▼

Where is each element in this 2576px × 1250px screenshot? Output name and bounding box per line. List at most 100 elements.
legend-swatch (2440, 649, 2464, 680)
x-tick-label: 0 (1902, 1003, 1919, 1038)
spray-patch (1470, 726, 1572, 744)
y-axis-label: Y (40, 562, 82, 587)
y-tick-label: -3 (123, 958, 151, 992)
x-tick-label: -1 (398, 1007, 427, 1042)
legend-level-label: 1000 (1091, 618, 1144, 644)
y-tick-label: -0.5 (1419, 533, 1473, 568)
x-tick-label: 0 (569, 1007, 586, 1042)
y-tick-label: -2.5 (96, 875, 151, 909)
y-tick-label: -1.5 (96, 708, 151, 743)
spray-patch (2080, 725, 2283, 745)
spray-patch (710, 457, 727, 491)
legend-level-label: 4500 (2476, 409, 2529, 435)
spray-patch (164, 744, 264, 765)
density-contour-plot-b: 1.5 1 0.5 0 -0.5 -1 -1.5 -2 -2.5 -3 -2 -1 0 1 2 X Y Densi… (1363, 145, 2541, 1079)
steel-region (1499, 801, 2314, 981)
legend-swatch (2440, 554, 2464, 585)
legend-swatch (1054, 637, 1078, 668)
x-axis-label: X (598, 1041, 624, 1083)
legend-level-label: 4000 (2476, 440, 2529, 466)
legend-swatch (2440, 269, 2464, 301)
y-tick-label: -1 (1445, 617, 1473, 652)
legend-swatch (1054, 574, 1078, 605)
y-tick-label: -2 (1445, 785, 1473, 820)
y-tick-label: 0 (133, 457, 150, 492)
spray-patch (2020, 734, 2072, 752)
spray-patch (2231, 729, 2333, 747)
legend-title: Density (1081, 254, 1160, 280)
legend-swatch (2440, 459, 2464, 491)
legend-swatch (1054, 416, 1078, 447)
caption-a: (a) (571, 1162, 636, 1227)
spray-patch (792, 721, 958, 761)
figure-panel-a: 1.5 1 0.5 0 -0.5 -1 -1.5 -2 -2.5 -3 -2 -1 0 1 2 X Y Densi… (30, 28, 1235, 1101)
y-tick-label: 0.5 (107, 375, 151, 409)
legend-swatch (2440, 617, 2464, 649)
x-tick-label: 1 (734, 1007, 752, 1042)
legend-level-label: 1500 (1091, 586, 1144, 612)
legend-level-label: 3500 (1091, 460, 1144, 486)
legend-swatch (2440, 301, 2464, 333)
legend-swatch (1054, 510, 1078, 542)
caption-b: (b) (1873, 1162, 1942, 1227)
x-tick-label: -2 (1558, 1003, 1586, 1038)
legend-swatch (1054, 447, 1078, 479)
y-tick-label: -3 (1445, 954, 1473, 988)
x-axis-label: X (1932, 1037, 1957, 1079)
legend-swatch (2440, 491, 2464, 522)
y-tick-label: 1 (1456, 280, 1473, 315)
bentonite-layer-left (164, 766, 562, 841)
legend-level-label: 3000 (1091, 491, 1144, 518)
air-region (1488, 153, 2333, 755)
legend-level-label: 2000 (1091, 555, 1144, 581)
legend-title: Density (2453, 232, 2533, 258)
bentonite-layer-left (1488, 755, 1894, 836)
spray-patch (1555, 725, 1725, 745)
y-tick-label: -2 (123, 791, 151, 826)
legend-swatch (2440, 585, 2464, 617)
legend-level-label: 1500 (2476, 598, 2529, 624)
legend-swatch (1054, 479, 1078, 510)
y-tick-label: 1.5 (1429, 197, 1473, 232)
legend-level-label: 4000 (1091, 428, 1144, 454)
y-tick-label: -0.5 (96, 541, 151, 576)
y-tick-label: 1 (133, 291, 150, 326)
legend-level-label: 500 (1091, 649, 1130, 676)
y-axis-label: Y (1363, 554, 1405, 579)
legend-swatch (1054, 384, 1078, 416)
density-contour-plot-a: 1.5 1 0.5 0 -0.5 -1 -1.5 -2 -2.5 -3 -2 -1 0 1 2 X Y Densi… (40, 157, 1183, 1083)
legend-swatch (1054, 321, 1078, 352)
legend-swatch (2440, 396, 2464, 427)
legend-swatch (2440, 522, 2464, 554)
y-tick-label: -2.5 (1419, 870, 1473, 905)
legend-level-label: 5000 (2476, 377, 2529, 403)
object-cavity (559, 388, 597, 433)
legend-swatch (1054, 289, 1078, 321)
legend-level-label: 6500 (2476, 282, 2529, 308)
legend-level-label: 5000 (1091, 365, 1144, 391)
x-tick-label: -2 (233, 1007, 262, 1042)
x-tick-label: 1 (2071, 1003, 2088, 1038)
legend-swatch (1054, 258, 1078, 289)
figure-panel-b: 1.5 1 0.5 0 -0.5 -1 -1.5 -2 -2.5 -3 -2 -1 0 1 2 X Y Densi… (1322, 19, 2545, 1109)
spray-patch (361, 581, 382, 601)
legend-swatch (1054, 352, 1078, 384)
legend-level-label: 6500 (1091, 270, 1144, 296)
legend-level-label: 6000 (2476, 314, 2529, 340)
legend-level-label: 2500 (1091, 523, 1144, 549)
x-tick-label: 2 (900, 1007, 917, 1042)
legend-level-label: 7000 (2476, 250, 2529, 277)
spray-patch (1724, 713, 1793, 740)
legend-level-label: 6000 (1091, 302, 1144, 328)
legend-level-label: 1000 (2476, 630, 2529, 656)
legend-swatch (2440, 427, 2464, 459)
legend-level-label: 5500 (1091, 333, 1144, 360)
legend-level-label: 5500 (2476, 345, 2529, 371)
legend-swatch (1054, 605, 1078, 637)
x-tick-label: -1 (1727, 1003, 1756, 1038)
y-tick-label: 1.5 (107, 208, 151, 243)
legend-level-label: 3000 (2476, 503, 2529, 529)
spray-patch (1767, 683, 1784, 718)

▲

- [EXERCISE INSTRUCTIONS]
Copy every line of the records above, leaving each one unchanged.

- [COMPLETED EXERCISE]
Where is each element in this 2576px × 1250px screenshot? Output name and bounding box per line. List at most 100 elements.
legend-swatch (2440, 649, 2464, 680)
x-tick-label: 0 (1902, 1003, 1919, 1038)
spray-patch (1470, 726, 1572, 744)
y-axis-label: Y (40, 562, 82, 587)
y-tick-label: -3 (123, 958, 151, 992)
x-tick-label: -1 (398, 1007, 427, 1042)
legend-level-label: 1000 (1091, 618, 1144, 644)
y-tick-label: -0.5 (1419, 533, 1473, 568)
x-tick-label: 0 (569, 1007, 586, 1042)
y-tick-label: -2.5 (96, 875, 151, 909)
y-tick-label: -1.5 (96, 708, 151, 743)
spray-patch (2080, 725, 2283, 745)
spray-patch (710, 457, 727, 491)
legend-level-label: 4500 (2476, 409, 2529, 435)
spray-patch (164, 744, 264, 765)
density-contour-plot-b: 1.5 1 0.5 0 -0.5 -1 -1.5 -2 -2.5 -3 -2 -1 0 1 2 X Y Densi… (1363, 145, 2541, 1079)
steel-region (1499, 801, 2314, 981)
legend-swatch (2440, 554, 2464, 585)
legend-swatch (1054, 637, 1078, 668)
x-axis-label: X (598, 1041, 624, 1083)
legend-level-label: 4000 (2476, 440, 2529, 466)
legend-swatch (2440, 269, 2464, 301)
y-tick-label: -1 (1445, 617, 1473, 652)
legend-swatch (1054, 574, 1078, 605)
y-tick-label: -2 (1445, 785, 1473, 820)
y-tick-label: 0 (133, 457, 150, 492)
spray-patch (2020, 734, 2072, 752)
spray-patch (2231, 729, 2333, 747)
legend-title: Density (1081, 254, 1160, 280)
legend-swatch (2440, 459, 2464, 491)
legend-swatch (1054, 416, 1078, 447)
caption-a: (a) (571, 1162, 636, 1227)
spray-patch (792, 721, 958, 761)
figure-panel-a: 1.5 1 0.5 0 -0.5 -1 -1.5 -2 -2.5 -3 -2 -1 0 1 2 X Y Densi… (30, 28, 1235, 1101)
y-tick-label: 0.5 (107, 375, 151, 409)
legend-swatch (2440, 617, 2464, 649)
x-tick-label: 1 (734, 1007, 752, 1042)
legend-level-label: 1500 (1091, 586, 1144, 612)
legend-level-label: 3500 (1091, 460, 1144, 486)
legend-swatch (2440, 301, 2464, 333)
legend-swatch (1054, 510, 1078, 542)
caption-b: (b) (1873, 1162, 1942, 1227)
x-tick-label: -2 (1558, 1003, 1586, 1038)
legend-swatch (1054, 447, 1078, 479)
y-tick-label: -3 (1445, 954, 1473, 988)
x-axis-label: X (1932, 1037, 1957, 1079)
legend-swatch (2440, 491, 2464, 522)
y-tick-label: 1 (1456, 280, 1473, 315)
bentonite-layer-left (164, 766, 562, 841)
legend-level-label: 3000 (1091, 491, 1144, 518)
air-region (1488, 153, 2333, 755)
legend-level-label: 2000 (1091, 555, 1144, 581)
legend-title: Density (2453, 232, 2533, 258)
bentonite-layer-left (1488, 755, 1894, 836)
spray-patch (1555, 725, 1725, 745)
y-tick-label: -2 (123, 791, 151, 826)
legend-swatch (2440, 585, 2464, 617)
legend-level-label: 1500 (2476, 598, 2529, 624)
legend-swatch (1054, 479, 1078, 510)
y-tick-label: 1.5 (1429, 197, 1473, 232)
legend-level-label: 4000 (1091, 428, 1144, 454)
y-tick-label: -0.5 (96, 541, 151, 576)
y-tick-label: 1 (133, 291, 150, 326)
legend-level-label: 500 (1091, 649, 1130, 676)
y-axis-label: Y (1363, 554, 1405, 579)
legend-swatch (1054, 384, 1078, 416)
density-contour-plot-a: 1.5 1 0.5 0 -0.5 -1 -1.5 -2 -2.5 -3 -2 -1 0 1 2 X Y Densi… (40, 157, 1183, 1083)
legend-swatch (1054, 321, 1078, 352)
legend-swatch (2440, 396, 2464, 427)
legend-swatch (2440, 522, 2464, 554)
y-tick-label: -2.5 (1419, 870, 1473, 905)
legend-level-label: 5000 (2476, 377, 2529, 403)
object-cavity (559, 388, 597, 433)
legend-swatch (1054, 289, 1078, 321)
legend-level-label: 6500 (2476, 282, 2529, 308)
legend-level-label: 5000 (1091, 365, 1144, 391)
x-tick-label: -2 (233, 1007, 262, 1042)
x-tick-label: 1 (2071, 1003, 2088, 1038)
legend-swatch (1054, 258, 1078, 289)
figure-panel-b: 1.5 1 0.5 0 -0.5 -1 -1.5 -2 -2.5 -3 -2 -1 0 1 2 X Y Densi… (1322, 19, 2545, 1109)
spray-patch (361, 581, 382, 601)
legend-swatch (1054, 352, 1078, 384)
legend-level-label: 6500 (1091, 270, 1144, 296)
legend-level-label: 6000 (2476, 314, 2529, 340)
legend-level-label: 2500 (1091, 523, 1144, 549)
x-tick-label: 2 (900, 1007, 917, 1042)
legend-level-label: 7000 (2476, 250, 2529, 277)
spray-patch (1724, 713, 1793, 740)
legend-level-label: 6000 (1091, 302, 1144, 328)
legend-level-label: 1000 (2476, 630, 2529, 656)
legend-swatch (2440, 427, 2464, 459)
legend-level-label: 5500 (1091, 333, 1144, 360)
legend-level-label: 5500 (2476, 345, 2529, 371)
legend-swatch (1054, 605, 1078, 637)
x-tick-label: -1 (1727, 1003, 1756, 1038)
y-tick-label: 1.5 (107, 208, 151, 243)
legend-level-label: 3000 (2476, 503, 2529, 529)
spray-patch (1767, 683, 1784, 718)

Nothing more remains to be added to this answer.